- _GIVEN PROBLEM_
Omit every picture and write out the rest of the records exactly.

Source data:

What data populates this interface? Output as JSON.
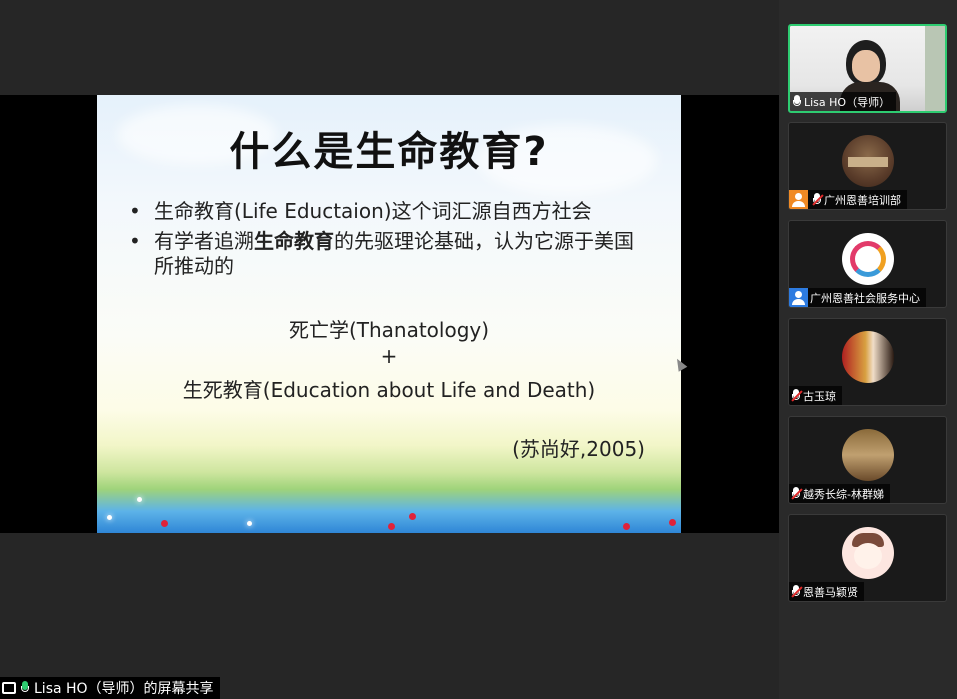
{
  "slide": {
    "title": "什么是生命教育?",
    "bullet_symbol": "•",
    "bullets": [
      {
        "text": "生命教育(Life Eductaion)这个词汇源自西方社会"
      },
      {
        "text_before": "有学者追溯",
        "text_bold": "生命教育",
        "text_after": "的先驱理论基础，认为它源于美国所推动的"
      }
    ],
    "line_thanatology": "死亡学(Thanatology)",
    "line_plus": "+",
    "line_life_death": "生死教育(Education about Life and Death)",
    "citation": "(苏尚好,2005)"
  },
  "participants": [
    {
      "name": "Lisa HO（导师）",
      "mic": "on",
      "active_speaker": true,
      "video": true
    },
    {
      "name": "广州恩善培训部",
      "mic": "muted",
      "badge": "host"
    },
    {
      "name": "广州恩善社会服务中心",
      "mic": "none",
      "badge": "user"
    },
    {
      "name": "古玉琼",
      "mic": "muted"
    },
    {
      "name": "越秀长综-林群娣",
      "mic": "muted"
    },
    {
      "name": "恩善马颖贤",
      "mic": "muted"
    }
  ],
  "share_label": "Lisa HO（导师）的屏幕共享",
  "colors": {
    "active_border": "#2ecc71",
    "host_badge": "#f08a24",
    "user_badge": "#2d7be0",
    "muted_mic": "#e02b2b"
  },
  "icons": [
    "share-screen-icon",
    "microphone-icon",
    "microphone-muted-icon",
    "host-badge-icon",
    "user-badge-icon"
  ]
}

- _ANSWER TO THE EXERCISE_
What data populates this interface? Output as JSON.
{
  "slide": {
    "title": "什么是生命教育?",
    "bullet_symbol": "•",
    "bullets": [
      {
        "text": "生命教育(Life Eductaion)这个词汇源自西方社会"
      },
      {
        "text_before": "有学者追溯",
        "text_bold": "生命教育",
        "text_after": "的先驱理论基础，认为它源于美国所推动的"
      }
    ],
    "line_thanatology": "死亡学(Thanatology)",
    "line_plus": "+",
    "line_life_death": "生死教育(Education about Life and Death)",
    "citation": "(苏尚好,2005)"
  },
  "participants": [
    {
      "name": "Lisa HO（导师）",
      "mic": "on",
      "active_speaker": true,
      "video": true
    },
    {
      "name": "广州恩善培训部",
      "mic": "muted",
      "badge": "host"
    },
    {
      "name": "广州恩善社会服务中心",
      "mic": "none",
      "badge": "user"
    },
    {
      "name": "古玉琼",
      "mic": "muted"
    },
    {
      "name": "越秀长综-林群娣",
      "mic": "muted"
    },
    {
      "name": "恩善马颖贤",
      "mic": "muted"
    }
  ],
  "share_label": "Lisa HO（导师）的屏幕共享",
  "colors": {
    "active_border": "#2ecc71",
    "host_badge": "#f08a24",
    "user_badge": "#2d7be0",
    "muted_mic": "#e02b2b"
  },
  "icons": [
    "share-screen-icon",
    "microphone-icon",
    "microphone-muted-icon",
    "host-badge-icon",
    "user-badge-icon"
  ]
}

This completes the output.